[Dataset items]
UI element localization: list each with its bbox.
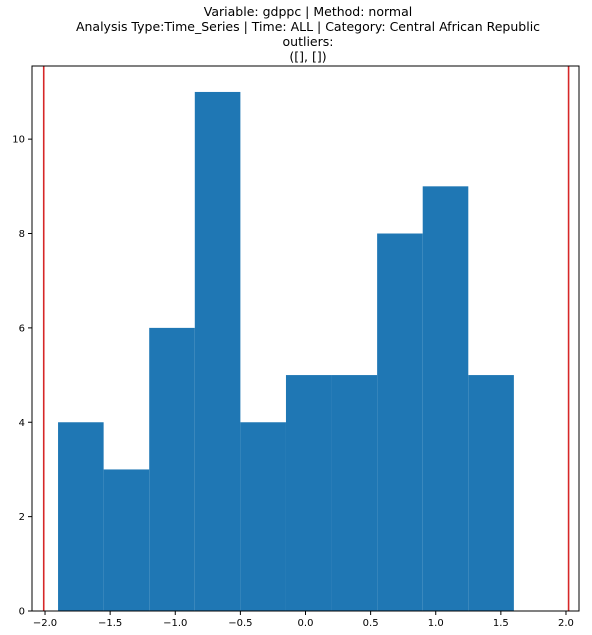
bars-group bbox=[58, 91, 514, 612]
x-tick-label: 1.5 bbox=[493, 618, 509, 629]
x-tick-label: 0.5 bbox=[363, 618, 379, 629]
x-tick-label: −0.5 bbox=[228, 618, 252, 629]
bar-8 bbox=[377, 233, 423, 612]
y-tick-label: 2 bbox=[19, 512, 25, 523]
bar-3 bbox=[149, 327, 195, 611]
title-line-1: Variable: gdppc | Method: normal bbox=[203, 4, 413, 19]
x-tick-label: −1.0 bbox=[163, 618, 187, 629]
title-line-3: outliers: bbox=[282, 34, 334, 49]
y-tick-label: 6 bbox=[19, 323, 25, 334]
title-line-2: Analysis Type:Time_Series | Time: ALL | … bbox=[75, 19, 541, 34]
y-tick-label: 8 bbox=[19, 229, 25, 240]
bar-7 bbox=[331, 375, 378, 611]
y-tick-label: 0 bbox=[19, 607, 25, 618]
bar-2 bbox=[103, 469, 150, 611]
bar-9 bbox=[422, 186, 469, 611]
x-tick-label: 1.0 bbox=[428, 618, 444, 629]
x-tick-label: −2.0 bbox=[33, 618, 57, 629]
bar-6 bbox=[285, 375, 332, 611]
bar-5 bbox=[240, 422, 286, 611]
y-tick-label: 10 bbox=[12, 135, 25, 146]
chart-title: Variable: gdppc | Method: normal Analysi… bbox=[0, 4, 592, 64]
y-tick-label: 4 bbox=[19, 418, 25, 429]
y-axis: 0 2 4 6 8 10 bbox=[12, 135, 32, 618]
x-tick-label: −1.5 bbox=[98, 618, 122, 629]
bar-4 bbox=[194, 91, 241, 611]
x-tick-label: 0.0 bbox=[298, 618, 314, 629]
bar-1 bbox=[58, 422, 104, 611]
x-tick-label: 2.0 bbox=[558, 618, 574, 629]
title-line-4: ([], []) bbox=[289, 49, 327, 64]
threshold-lines-group bbox=[42, 66, 570, 611]
bar-10 bbox=[468, 375, 514, 611]
x-axis: −2.0 −1.5 −1.0 −0.5 0.0 0.5 1.0 1.5 2.0 bbox=[33, 611, 574, 629]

### WRITTEN INSTRUCTION
Copy the lines above word for word, leaving out the picture.

### RESPONSE TO THE TASK
UI element localization: list each with its bbox.
bars-group bbox=[58, 91, 514, 612]
x-tick-label: 1.5 bbox=[493, 618, 509, 629]
x-tick-label: 0.5 bbox=[363, 618, 379, 629]
x-tick-label: −0.5 bbox=[228, 618, 252, 629]
bar-8 bbox=[377, 233, 423, 612]
y-tick-label: 2 bbox=[19, 512, 25, 523]
bar-3 bbox=[149, 327, 195, 611]
title-line-1: Variable: gdppc | Method: normal bbox=[203, 4, 413, 19]
x-tick-label: −1.0 bbox=[163, 618, 187, 629]
title-line-3: outliers: bbox=[282, 34, 334, 49]
y-tick-label: 6 bbox=[19, 323, 25, 334]
title-line-2: Analysis Type:Time_Series | Time: ALL | … bbox=[75, 19, 541, 34]
y-tick-label: 8 bbox=[19, 229, 25, 240]
bar-7 bbox=[331, 375, 378, 611]
y-tick-label: 0 bbox=[19, 607, 25, 618]
bar-2 bbox=[103, 469, 150, 611]
bar-9 bbox=[422, 186, 469, 611]
x-tick-label: 1.0 bbox=[428, 618, 444, 629]
x-tick-label: −2.0 bbox=[33, 618, 57, 629]
bar-6 bbox=[285, 375, 332, 611]
bar-5 bbox=[240, 422, 286, 611]
y-tick-label: 10 bbox=[12, 135, 25, 146]
chart-title: Variable: gdppc | Method: normal Analysi… bbox=[0, 4, 592, 64]
y-tick-label: 4 bbox=[19, 418, 25, 429]
y-axis: 0 2 4 6 8 10 bbox=[12, 135, 32, 618]
x-tick-label: −1.5 bbox=[98, 618, 122, 629]
bar-4 bbox=[194, 91, 241, 611]
x-tick-label: 0.0 bbox=[298, 618, 314, 629]
bar-1 bbox=[58, 422, 104, 611]
x-tick-label: 2.0 bbox=[558, 618, 574, 629]
title-line-4: ([], []) bbox=[289, 49, 327, 64]
threshold-lines-group bbox=[42, 66, 570, 611]
bar-10 bbox=[468, 375, 514, 611]
x-axis: −2.0 −1.5 −1.0 −0.5 0.0 0.5 1.0 1.5 2.0 bbox=[33, 611, 574, 629]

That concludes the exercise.